## To do
Copy every record below exactly as written, but leave out the pictures.

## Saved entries
## Start
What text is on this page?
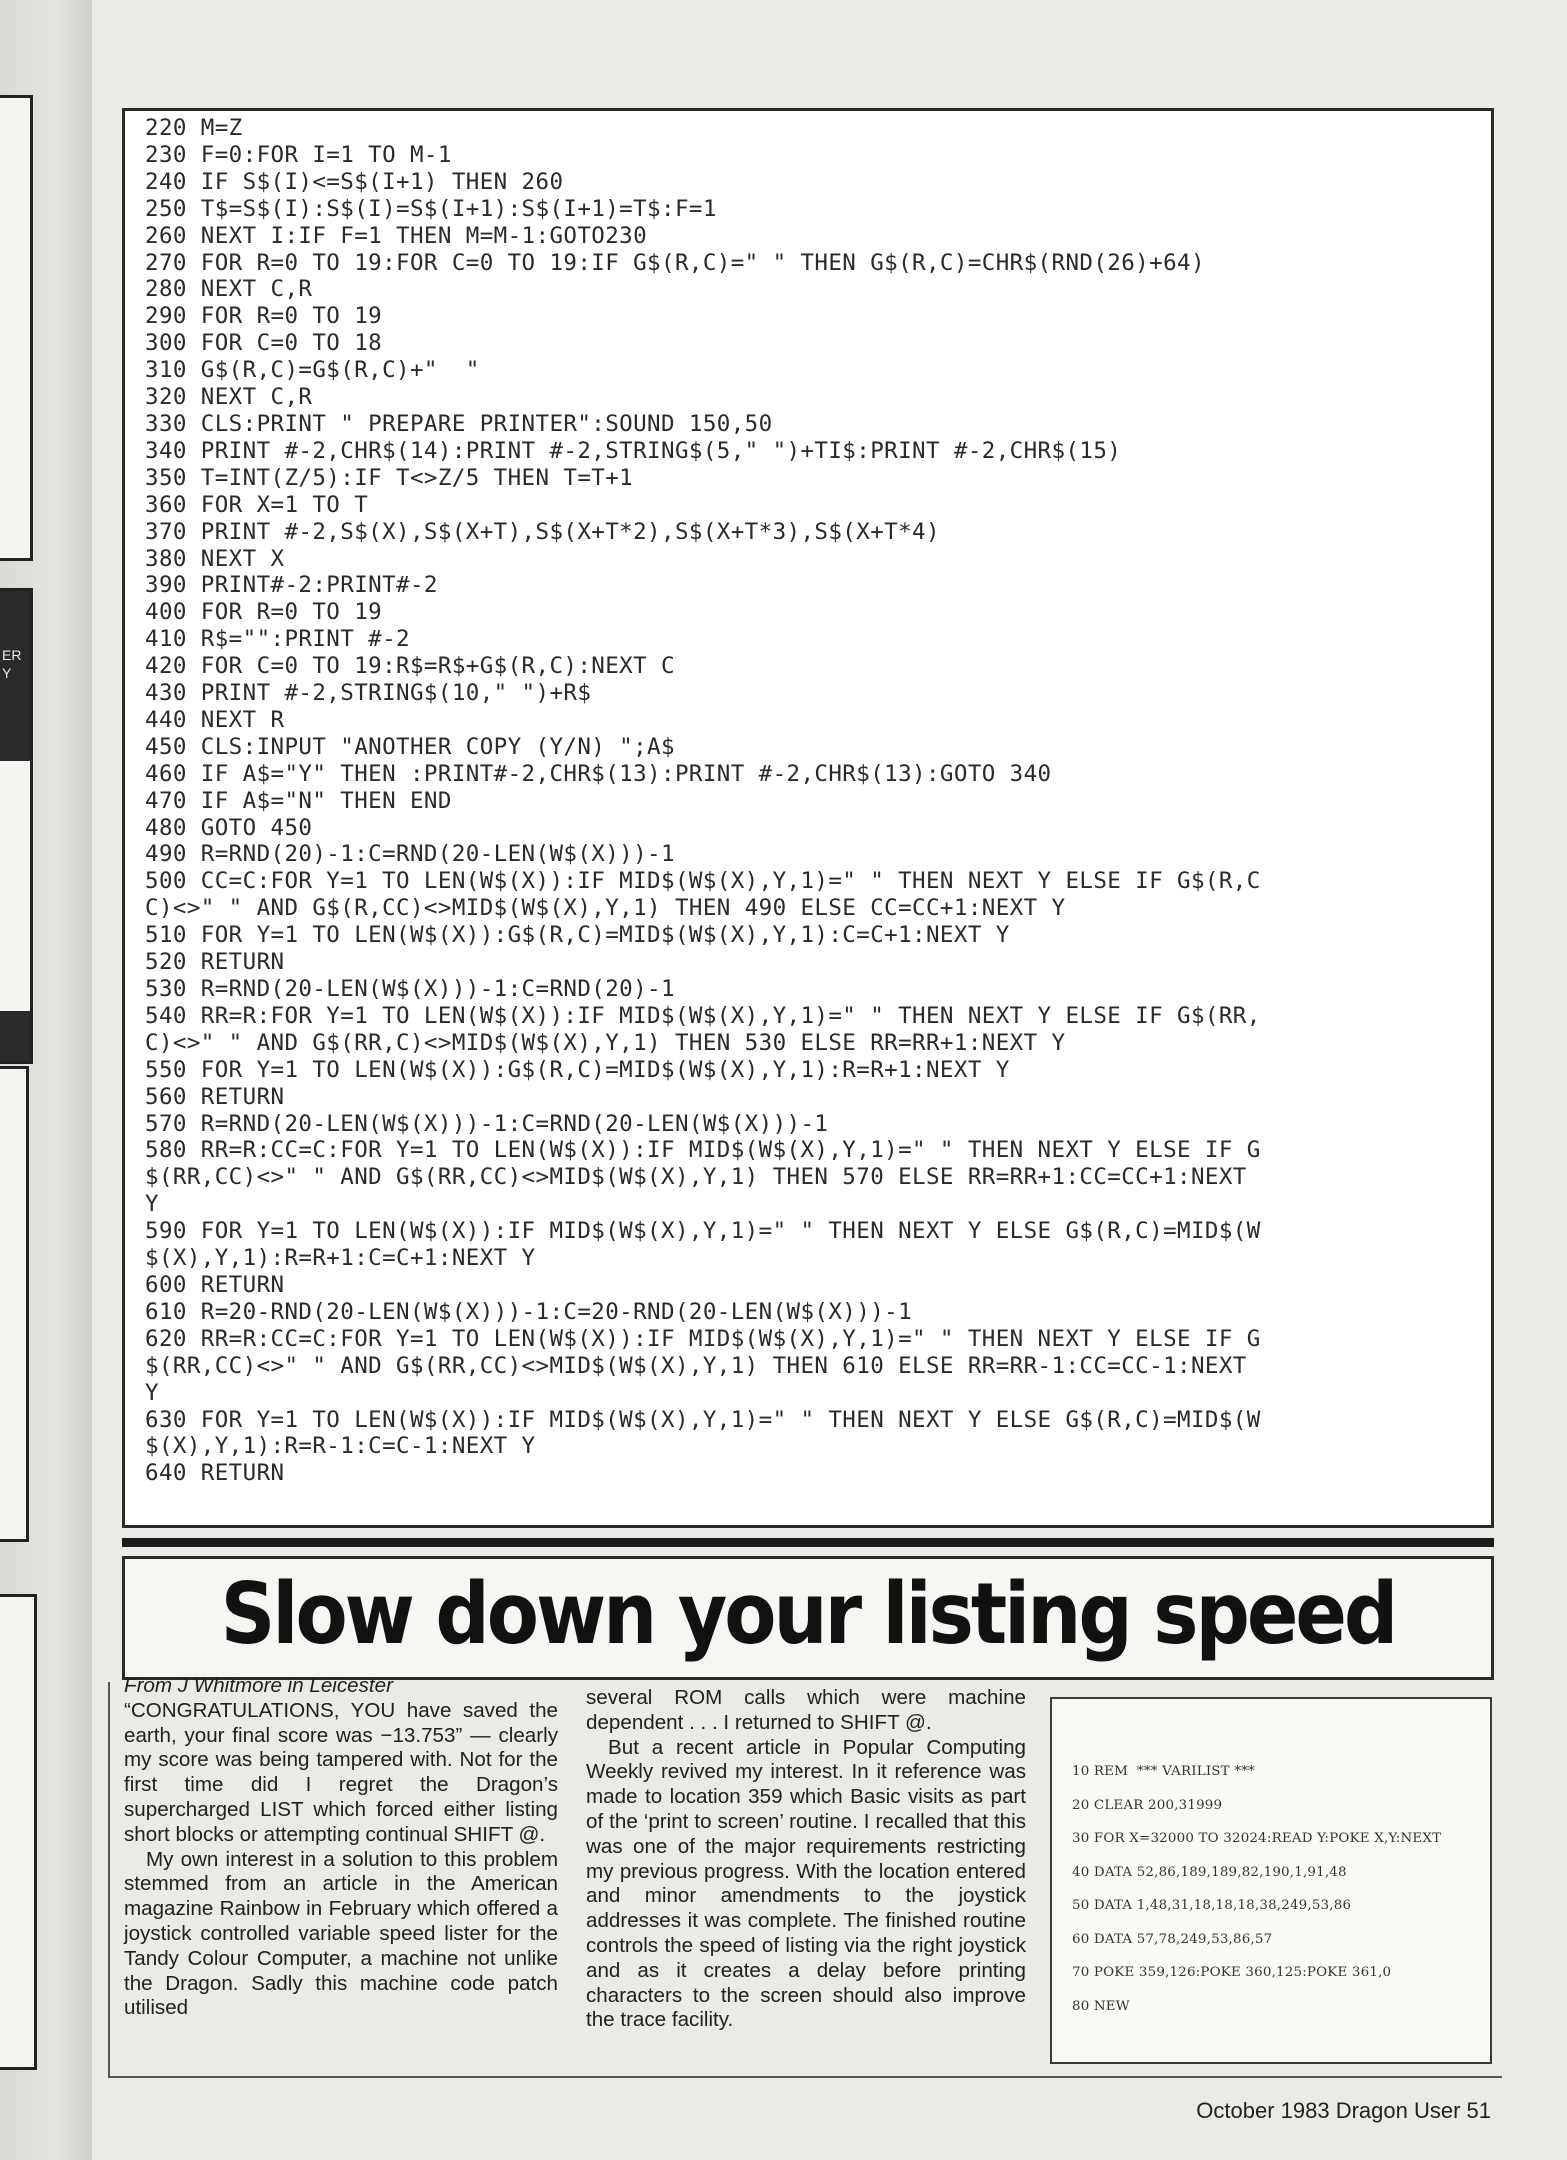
ER
Y
220 M=Z
230 F=0:FOR I=1 TO M-1
240 IF S$(I)<=S$(I+1) THEN 260
250 T$=S$(I):S$(I)=S$(I+1):S$(I+1)=T$:F=1
260 NEXT I:IF F=1 THEN M=M-1:GOTO230
270 FOR R=0 TO 19:FOR C=0 TO 19:IF G$(R,C)=" " THEN G$(R,C)=CHR$(RND(26)+64)
280 NEXT C,R
290 FOR R=0 TO 19
300 FOR C=0 TO 18
310 G$(R,C)=G$(R,C)+"  "
320 NEXT C,R
330 CLS:PRINT " PREPARE PRINTER":SOUND 150,50
340 PRINT #-2,CHR$(14):PRINT #-2,STRING$(5," ")+TI$:PRINT #-2,CHR$(15)
350 T=INT(Z/5):IF T<>Z/5 THEN T=T+1
360 FOR X=1 TO T
370 PRINT #-2,S$(X),S$(X+T),S$(X+T*2),S$(X+T*3),S$(X+T*4)
380 NEXT X
390 PRINT#-2:PRINT#-2
400 FOR R=0 TO 19
410 R$="":PRINT #-2
420 FOR C=0 TO 19:R$=R$+G$(R,C):NEXT C
430 PRINT #-2,STRING$(10," ")+R$
440 NEXT R
450 CLS:INPUT "ANOTHER COPY (Y/N) ";A$
460 IF A$="Y" THEN :PRINT#-2,CHR$(13):PRINT #-2,CHR$(13):GOTO 340
470 IF A$="N" THEN END
480 GOTO 450
490 R=RND(20)-1:C=RND(20-LEN(W$(X)))-1
500 CC=C:FOR Y=1 TO LEN(W$(X)):IF MID$(W$(X),Y,1)=" " THEN NEXT Y ELSE IF G$(R,C
C)<>" " AND G$(R,CC)<>MID$(W$(X),Y,1) THEN 490 ELSE CC=CC+1:NEXT Y
510 FOR Y=1 TO LEN(W$(X)):G$(R,C)=MID$(W$(X),Y,1):C=C+1:NEXT Y
520 RETURN
530 R=RND(20-LEN(W$(X)))-1:C=RND(20)-1
540 RR=R:FOR Y=1 TO LEN(W$(X)):IF MID$(W$(X),Y,1)=" " THEN NEXT Y ELSE IF G$(RR,
C)<>" " AND G$(RR,C)<>MID$(W$(X),Y,1) THEN 530 ELSE RR=RR+1:NEXT Y
550 FOR Y=1 TO LEN(W$(X)):G$(R,C)=MID$(W$(X),Y,1):R=R+1:NEXT Y
560 RETURN
570 R=RND(20-LEN(W$(X)))-1:C=RND(20-LEN(W$(X)))-1
580 RR=R:CC=C:FOR Y=1 TO LEN(W$(X)):IF MID$(W$(X),Y,1)=" " THEN NEXT Y ELSE IF G
$(RR,CC)<>" " AND G$(RR,CC)<>MID$(W$(X),Y,1) THEN 570 ELSE RR=RR+1:CC=CC+1:NEXT
Y
590 FOR Y=1 TO LEN(W$(X)):IF MID$(W$(X),Y,1)=" " THEN NEXT Y ELSE G$(R,C)=MID$(W
$(X),Y,1):R=R+1:C=C+1:NEXT Y
600 RETURN
610 R=20-RND(20-LEN(W$(X)))-1:C=20-RND(20-LEN(W$(X)))-1
620 RR=R:CC=C:FOR Y=1 TO LEN(W$(X)):IF MID$(W$(X),Y,1)=" " THEN NEXT Y ELSE IF G
$(RR,CC)<>" " AND G$(RR,CC)<>MID$(W$(X),Y,1) THEN 610 ELSE RR=RR-1:CC=CC-1:NEXT
Y
630 FOR Y=1 TO LEN(W$(X)):IF MID$(W$(X),Y,1)=" " THEN NEXT Y ELSE G$(R,C)=MID$(W
$(X),Y,1):R=R-1:C=C-1:NEXT Y
640 RETURN
Slow down your listing speed

From J Whitmore in Leicester

“CONGRATULATIONS, YOU have saved the earth, your final score was −13.753” — clearly my score was being tampered with. Not for the first time did I regret the Dragon’s supercharged LIST which forced either listing short blocks or attempting continual SHIFT @.

My own interest in a solution to this problem stemmed from an article in the American magazine Rainbow in February which offered a joystick controlled variable speed lister for the Tandy Colour Computer, a machine not unlike the Dragon. Sadly this machine code patch utilised

several ROM calls which were machine dependent . . . I returned to SHIFT @.

But a recent article in Popular Computing Weekly revived my interest. In it reference was made to location 359 which Basic visits as part of the ‘print to screen’ routine. I recalled that this was one of the major requirements restricting my previous progress. With the location entered and minor amendments to the joystick addresses it was complete. The finished routine controls the speed of listing via the right joystick and as it creates a delay before printing characters to the screen should also improve the trace facility.

10 REM  *** VARILIST ***
20 CLEAR 200,31999
30 FOR X=32000 TO 32024:READ Y:POKE X,Y:NEXT
40 DATA 52,86,189,189,82,190,1,91,48
50 DATA 1,48,31,18,18,18,38,249,53,86
60 DATA 57,78,249,53,86,57
70 POKE 359,126:POKE 360,125:POKE 361,0
80 NEW
October 1983 Dragon User 51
## End
## Reply
What text is on this page?
ER
Y
220 M=Z
230 F=0:FOR I=1 TO M-1
240 IF S$(I)<=S$(I+1) THEN 260
250 T$=S$(I):S$(I)=S$(I+1):S$(I+1)=T$:F=1
260 NEXT I:IF F=1 THEN M=M-1:GOTO230
270 FOR R=0 TO 19:FOR C=0 TO 19:IF G$(R,C)=" " THEN G$(R,C)=CHR$(RND(26)+64)
280 NEXT C,R
290 FOR R=0 TO 19
300 FOR C=0 TO 18
310 G$(R,C)=G$(R,C)+"  "
320 NEXT C,R
330 CLS:PRINT " PREPARE PRINTER":SOUND 150,50
340 PRINT #-2,CHR$(14):PRINT #-2,STRING$(5," ")+TI$:PRINT #-2,CHR$(15)
350 T=INT(Z/5):IF T<>Z/5 THEN T=T+1
360 FOR X=1 TO T
370 PRINT #-2,S$(X),S$(X+T),S$(X+T*2),S$(X+T*3),S$(X+T*4)
380 NEXT X
390 PRINT#-2:PRINT#-2
400 FOR R=0 TO 19
410 R$="":PRINT #-2
420 FOR C=0 TO 19:R$=R$+G$(R,C):NEXT C
430 PRINT #-2,STRING$(10," ")+R$
440 NEXT R
450 CLS:INPUT "ANOTHER COPY (Y/N) ";A$
460 IF A$="Y" THEN :PRINT#-2,CHR$(13):PRINT #-2,CHR$(13):GOTO 340
470 IF A$="N" THEN END
480 GOTO 450
490 R=RND(20)-1:C=RND(20-LEN(W$(X)))-1
500 CC=C:FOR Y=1 TO LEN(W$(X)):IF MID$(W$(X),Y,1)=" " THEN NEXT Y ELSE IF G$(R,C
C)<>" " AND G$(R,CC)<>MID$(W$(X),Y,1) THEN 490 ELSE CC=CC+1:NEXT Y
510 FOR Y=1 TO LEN(W$(X)):G$(R,C)=MID$(W$(X),Y,1):C=C+1:NEXT Y
520 RETURN
530 R=RND(20-LEN(W$(X)))-1:C=RND(20)-1
540 RR=R:FOR Y=1 TO LEN(W$(X)):IF MID$(W$(X),Y,1)=" " THEN NEXT Y ELSE IF G$(RR,
C)<>" " AND G$(RR,C)<>MID$(W$(X),Y,1) THEN 530 ELSE RR=RR+1:NEXT Y
550 FOR Y=1 TO LEN(W$(X)):G$(R,C)=MID$(W$(X),Y,1):R=R+1:NEXT Y
560 RETURN
570 R=RND(20-LEN(W$(X)))-1:C=RND(20-LEN(W$(X)))-1
580 RR=R:CC=C:FOR Y=1 TO LEN(W$(X)):IF MID$(W$(X),Y,1)=" " THEN NEXT Y ELSE IF G
$(RR,CC)<>" " AND G$(RR,CC)<>MID$(W$(X),Y,1) THEN 570 ELSE RR=RR+1:CC=CC+1:NEXT
Y
590 FOR Y=1 TO LEN(W$(X)):IF MID$(W$(X),Y,1)=" " THEN NEXT Y ELSE G$(R,C)=MID$(W
$(X),Y,1):R=R+1:C=C+1:NEXT Y
600 RETURN
610 R=20-RND(20-LEN(W$(X)))-1:C=20-RND(20-LEN(W$(X)))-1
620 RR=R:CC=C:FOR Y=1 TO LEN(W$(X)):IF MID$(W$(X),Y,1)=" " THEN NEXT Y ELSE IF G
$(RR,CC)<>" " AND G$(RR,CC)<>MID$(W$(X),Y,1) THEN 610 ELSE RR=RR-1:CC=CC-1:NEXT
Y
630 FOR Y=1 TO LEN(W$(X)):IF MID$(W$(X),Y,1)=" " THEN NEXT Y ELSE G$(R,C)=MID$(W
$(X),Y,1):R=R-1:C=C-1:NEXT Y
640 RETURN
Slow down your listing speed

From J Whitmore in Leicester

“CONGRATULATIONS, YOU have saved the earth, your final score was −13.753” — clearly my score was being tampered with. Not for the first time did I regret the Dragon’s supercharged LIST which forced either listing short blocks or attempting continual SHIFT @.

My own interest in a solution to this problem stemmed from an article in the American magazine Rainbow in February which offered a joystick controlled variable speed lister for the Tandy Colour Computer, a machine not unlike the Dragon. Sadly this machine code patch utilised

several ROM calls which were machine dependent . . . I returned to SHIFT @.

But a recent article in Popular Computing Weekly revived my interest. In it reference was made to location 359 which Basic visits as part of the ‘print to screen’ routine. I recalled that this was one of the major requirements restricting my previous progress. With the location entered and minor amendments to the joystick addresses it was complete. The finished routine controls the speed of listing via the right joystick and as it creates a delay before printing characters to the screen should also improve the trace facility.

10 REM  *** VARILIST ***
20 CLEAR 200,31999
30 FOR X=32000 TO 32024:READ Y:POKE X,Y:NEXT
40 DATA 52,86,189,189,82,190,1,91,48
50 DATA 1,48,31,18,18,18,38,249,53,86
60 DATA 57,78,249,53,86,57
70 POKE 359,126:POKE 360,125:POKE 361,0
80 NEW
October 1983 Dragon User 51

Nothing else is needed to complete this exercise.